● MATERIALS PROVIDED

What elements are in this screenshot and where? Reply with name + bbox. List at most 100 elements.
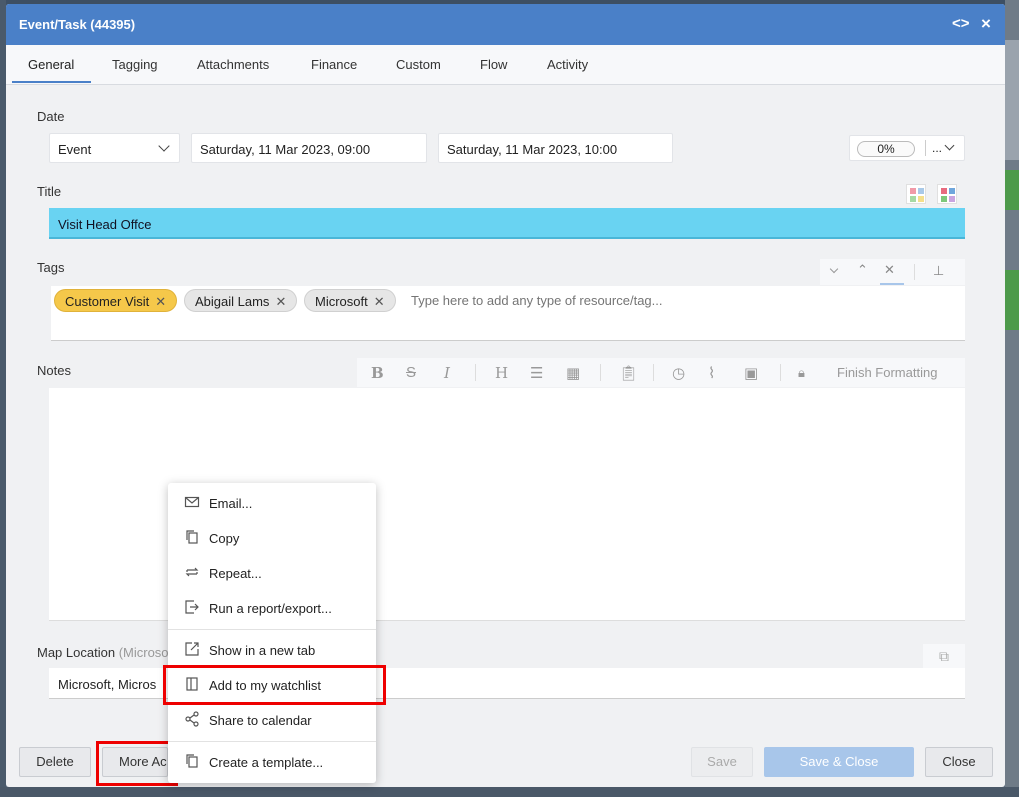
tag-label: Microsoft <box>315 294 368 309</box>
tag-label: Customer Visit <box>65 294 150 309</box>
new-tab-icon <box>185 642 199 656</box>
menu-item-share-calendar[interactable]: Share to calendar <box>168 705 376 735</box>
list-icon[interactable]: ☰ <box>530 364 543 382</box>
strikethrough-icon[interactable]: S <box>406 364 416 381</box>
map-label-text: Map Location <box>37 645 116 660</box>
title-value: Visit Head Offce <box>58 217 152 232</box>
menu-item-label: Run a report/export... <box>209 601 332 616</box>
tab-finance[interactable]: Finance <box>311 57 357 72</box>
expand-collapse-icon[interactable]: ⌃ <box>857 262 868 278</box>
color-grid-icon[interactable] <box>906 184 926 204</box>
background-bottom-strip <box>0 787 1019 797</box>
formatting-toolbar: B S I H ☰ ▦ 📋︎ ◷ ⌇ ▣ 🔒︎ Finish Formattin… <box>357 358 965 387</box>
menu-item-label: Share to calendar <box>209 713 312 728</box>
divider <box>780 364 781 381</box>
clipboard-icon[interactable]: 📋︎ <box>619 364 638 382</box>
tab-bar: General Tagging Attachments Finance Cust… <box>6 45 1005 85</box>
start-date-value: Saturday, 11 Mar 2023, 09:00 <box>200 142 371 157</box>
bold-icon[interactable]: B <box>371 364 384 382</box>
tab-flow[interactable]: Flow <box>480 57 507 72</box>
highlight-more-actions <box>96 741 178 786</box>
title-label: Title <box>37 184 62 199</box>
menu-item-label: Copy <box>209 531 240 546</box>
save-close-button[interactable]: Save & Close <box>764 747 914 777</box>
share-icon <box>185 711 199 727</box>
paperclip-icon[interactable]: ⌇ <box>708 364 715 382</box>
tab-attachments[interactable]: Attachments <box>197 57 269 72</box>
clear-icon[interactable]: ✕ <box>884 262 895 278</box>
menu-item-label: Create a template... <box>209 755 324 770</box>
divider <box>475 364 476 381</box>
modal-title: Event/Task (44395) <box>19 17 136 32</box>
tag-chip[interactable]: Customer Visit ✕ <box>54 289 178 312</box>
lock-icon[interactable]: 🔒︎ <box>798 365 805 381</box>
remove-tag-icon[interactable]: ✕ <box>374 294 385 309</box>
external-link-icon[interactable]: ⧉ <box>923 644 965 669</box>
tag-chip[interactable]: Abigail Lams ✕ <box>184 289 298 312</box>
highlight-watchlist <box>163 665 386 705</box>
end-date-field[interactable]: Saturday, 11 Mar 2023, 10:00 <box>438 133 673 163</box>
tags-label: Tags <box>37 260 65 275</box>
tag-chip[interactable]: Microsoft ✕ <box>304 289 396 312</box>
close-icon[interactable]: × <box>981 14 991 34</box>
background-right-strip <box>1005 0 1019 797</box>
menu-item-create-template[interactable]: Create a template... <box>168 747 376 777</box>
end-date-value: Saturday, 11 Mar 2023, 10:00 <box>447 142 618 157</box>
image-icon[interactable]: ▣ <box>744 364 758 382</box>
menu-item-copy[interactable]: Copy <box>168 523 376 553</box>
tab-activity[interactable]: Activity <box>547 57 588 72</box>
start-date-field[interactable]: Saturday, 11 Mar 2023, 09:00 <box>191 133 427 163</box>
italic-icon[interactable]: I <box>444 364 450 382</box>
tag-label: Abigail Lams <box>195 294 270 309</box>
notes-label: Notes <box>37 363 71 378</box>
more-options-button[interactable]: ... <box>932 141 942 155</box>
remove-tag-icon[interactable]: ✕ <box>275 294 286 309</box>
modal-header: Event/Task (44395) <> × <box>6 4 1005 45</box>
code-icon[interactable]: <> <box>952 15 970 32</box>
close-button[interactable]: Close <box>925 747 993 777</box>
save-button[interactable]: Save <box>691 747 753 777</box>
clock-icon[interactable]: ◷ <box>672 364 685 382</box>
menu-item-show-new-tab[interactable]: Show in a new tab <box>168 635 376 665</box>
progress-pill[interactable]: 0% <box>857 141 915 157</box>
map-location-value: Microsoft, Micros <box>58 677 157 692</box>
tag-input[interactable] <box>411 293 951 308</box>
template-icon <box>186 754 198 768</box>
menu-separator <box>168 741 376 742</box>
active-indicator <box>880 283 904 285</box>
tab-general[interactable]: General <box>28 57 74 72</box>
active-tab-indicator <box>12 81 91 83</box>
event-type-value: Event <box>58 142 92 157</box>
menu-item-label: Email... <box>209 496 253 511</box>
remove-tag-icon[interactable]: ✕ <box>155 294 166 309</box>
menu-item-email[interactable]: Email... <box>168 488 376 518</box>
divider <box>600 364 601 381</box>
tag-toolbar: ⌃ ✕ ⊥ <box>820 259 965 285</box>
menu-separator <box>168 629 376 630</box>
heading-icon[interactable]: H <box>495 364 508 382</box>
color-palette-icon[interactable] <box>937 184 957 204</box>
menu-item-run-report[interactable]: Run a report/export... <box>168 593 376 623</box>
tab-tagging[interactable]: Tagging <box>112 57 158 72</box>
menu-item-label: Show in a new tab <box>209 643 316 658</box>
hierarchy-icon[interactable]: ⊥ <box>933 263 944 279</box>
title-input[interactable]: Visit Head Offce <box>49 208 965 239</box>
more-actions-menu: Email... Copy Repeat... Run a report/exp… <box>168 483 376 783</box>
finish-formatting-button[interactable]: Finish Formatting <box>837 365 937 380</box>
envelope-icon <box>184 496 200 508</box>
divider <box>914 264 915 280</box>
export-icon <box>185 600 199 614</box>
map-location-label: Map Location (Microso <box>37 645 169 660</box>
repeat-icon <box>185 567 199 577</box>
delete-button[interactable]: Delete <box>19 747 91 777</box>
event-type-select[interactable]: Event <box>49 133 180 163</box>
menu-item-repeat[interactable]: Repeat... <box>168 558 376 588</box>
menu-item-label: Repeat... <box>209 566 262 581</box>
collapse-icon[interactable] <box>829 264 839 274</box>
chevron-down-icon <box>158 140 170 152</box>
tab-custom[interactable]: Custom <box>396 57 441 72</box>
copy-icon <box>186 530 198 544</box>
tags-box[interactable]: Customer Visit ✕ Abigail Lams ✕ Microsoft ✕ <box>51 286 965 341</box>
divider <box>925 140 926 156</box>
table-icon[interactable]: ▦ <box>566 364 580 382</box>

● DO THIS
Reproduce the entries above with "Customer Visit" replaced by "Site Visit" wherever it occurs, leaving everything else unchanged. Omit the pictures from your answer.

● COMPLETED TASK
What elements are in this screenshot and where? Reply with name + bbox. List at most 100 elements.
tag-label: Microsoft <box>315 294 368 309</box>
tag-label: Site Visit <box>65 294 150 309</box>
new-tab-icon <box>185 642 199 656</box>
menu-item-share-calendar[interactable]: Share to calendar <box>168 705 376 735</box>
list-icon[interactable]: ☰ <box>530 364 543 382</box>
strikethrough-icon[interactable]: S <box>406 364 416 381</box>
map-label-text: Map Location <box>37 645 116 660</box>
title-value: Visit Head Offce <box>58 217 152 232</box>
menu-item-label: Run a report/export... <box>209 601 332 616</box>
tab-finance[interactable]: Finance <box>311 57 357 72</box>
expand-collapse-icon[interactable]: ⌃ <box>857 262 868 278</box>
color-grid-icon[interactable] <box>906 184 926 204</box>
background-bottom-strip <box>0 787 1019 797</box>
formatting-toolbar: B S I H ☰ ▦ 📋︎ ◷ ⌇ ▣ 🔒︎ Finish Formattin… <box>357 358 965 387</box>
menu-item-label: Share to calendar <box>209 713 312 728</box>
divider <box>780 364 781 381</box>
clipboard-icon[interactable]: 📋︎ <box>619 364 638 382</box>
tab-bar: General Tagging Attachments Finance Cust… <box>6 45 1005 85</box>
start-date-value: Saturday, 11 Mar 2023, 09:00 <box>200 142 371 157</box>
bold-icon[interactable]: B <box>371 364 384 382</box>
tab-flow[interactable]: Flow <box>480 57 507 72</box>
highlight-more-actions <box>96 741 178 786</box>
title-label: Title <box>37 184 62 199</box>
menu-item-label: Copy <box>209 531 240 546</box>
save-close-button[interactable]: Save & Close <box>764 747 914 777</box>
share-icon <box>185 711 199 727</box>
paperclip-icon[interactable]: ⌇ <box>708 364 715 382</box>
tab-attachments[interactable]: Attachments <box>197 57 269 72</box>
clear-icon[interactable]: ✕ <box>884 262 895 278</box>
menu-item-label: Create a template... <box>209 755 324 770</box>
divider <box>475 364 476 381</box>
modal-title: Event/Task (44395) <box>19 17 136 32</box>
tag-chip[interactable]: Site Visit ✕ <box>54 289 178 312</box>
lock-icon[interactable]: 🔒︎ <box>798 365 805 381</box>
remove-tag-icon[interactable]: ✕ <box>374 294 385 309</box>
external-link-icon[interactable]: ⧉ <box>923 644 965 669</box>
tag-chip[interactable]: Abigail Lams ✕ <box>184 289 298 312</box>
highlight-watchlist <box>163 665 386 705</box>
end-date-field[interactable]: Saturday, 11 Mar 2023, 10:00 <box>438 133 673 163</box>
tags-label: Tags <box>37 260 65 275</box>
tag-chip[interactable]: Microsoft ✕ <box>304 289 396 312</box>
close-icon[interactable]: × <box>981 14 991 34</box>
background-right-strip <box>1005 0 1019 797</box>
menu-item-create-template[interactable]: Create a template... <box>168 747 376 777</box>
end-date-value: Saturday, 11 Mar 2023, 10:00 <box>447 142 618 157</box>
image-icon[interactable]: ▣ <box>744 364 758 382</box>
menu-item-copy[interactable]: Copy <box>168 523 376 553</box>
tab-activity[interactable]: Activity <box>547 57 588 72</box>
start-date-field[interactable]: Saturday, 11 Mar 2023, 09:00 <box>191 133 427 163</box>
italic-icon[interactable]: I <box>444 364 450 382</box>
tag-label: Abigail Lams <box>195 294 270 309</box>
notes-label: Notes <box>37 363 71 378</box>
more-options-button[interactable]: ... <box>932 141 942 155</box>
remove-tag-icon[interactable]: ✕ <box>275 294 286 309</box>
modal-header: Event/Task (44395) <> × <box>6 4 1005 45</box>
code-icon[interactable]: <> <box>952 15 970 32</box>
close-button[interactable]: Close <box>925 747 993 777</box>
save-button[interactable]: Save <box>691 747 753 777</box>
clock-icon[interactable]: ◷ <box>672 364 685 382</box>
menu-item-show-new-tab[interactable]: Show in a new tab <box>168 635 376 665</box>
progress-pill[interactable]: 0% <box>857 141 915 157</box>
map-location-value: Microsoft, Micros <box>58 677 157 692</box>
tag-input[interactable] <box>411 293 951 308</box>
template-icon <box>186 754 198 768</box>
menu-separator <box>168 741 376 742</box>
active-indicator <box>880 283 904 285</box>
tab-general[interactable]: General <box>28 57 74 72</box>
active-tab-indicator <box>12 81 91 83</box>
event-type-value: Event <box>58 142 92 157</box>
menu-item-label: Email... <box>209 496 253 511</box>
remove-tag-icon[interactable]: ✕ <box>155 294 166 309</box>
menu-item-email[interactable]: Email... <box>168 488 376 518</box>
divider <box>600 364 601 381</box>
tag-toolbar: ⌃ ✕ ⊥ <box>820 259 965 285</box>
menu-separator <box>168 629 376 630</box>
heading-icon[interactable]: H <box>495 364 508 382</box>
color-palette-icon[interactable] <box>937 184 957 204</box>
menu-item-run-report[interactable]: Run a report/export... <box>168 593 376 623</box>
tab-tagging[interactable]: Tagging <box>112 57 158 72</box>
menu-item-label: Show in a new tab <box>209 643 316 658</box>
hierarchy-icon[interactable]: ⊥ <box>933 263 944 279</box>
title-input[interactable]: Visit Head Offce <box>49 208 965 239</box>
more-actions-menu: Email... Copy Repeat... Run a report/exp… <box>168 483 376 783</box>
finish-formatting-button[interactable]: Finish Formatting <box>837 365 937 380</box>
envelope-icon <box>184 496 200 508</box>
divider <box>914 264 915 280</box>
export-icon <box>185 600 199 614</box>
map-location-label: Map Location (Microso <box>37 645 169 660</box>
repeat-icon <box>185 567 199 577</box>
delete-button[interactable]: Delete <box>19 747 91 777</box>
event-type-select[interactable]: Event <box>49 133 180 163</box>
menu-item-repeat[interactable]: Repeat... <box>168 558 376 588</box>
menu-item-label: Repeat... <box>209 566 262 581</box>
collapse-icon[interactable] <box>829 264 839 274</box>
chevron-down-icon <box>158 140 170 152</box>
tab-custom[interactable]: Custom <box>396 57 441 72</box>
copy-icon <box>186 530 198 544</box>
tags-box[interactable]: Site Visit ✕ Abigail Lams ✕ Microsoft ✕ <box>51 286 965 341</box>
divider <box>925 140 926 156</box>
table-icon[interactable]: ▦ <box>566 364 580 382</box>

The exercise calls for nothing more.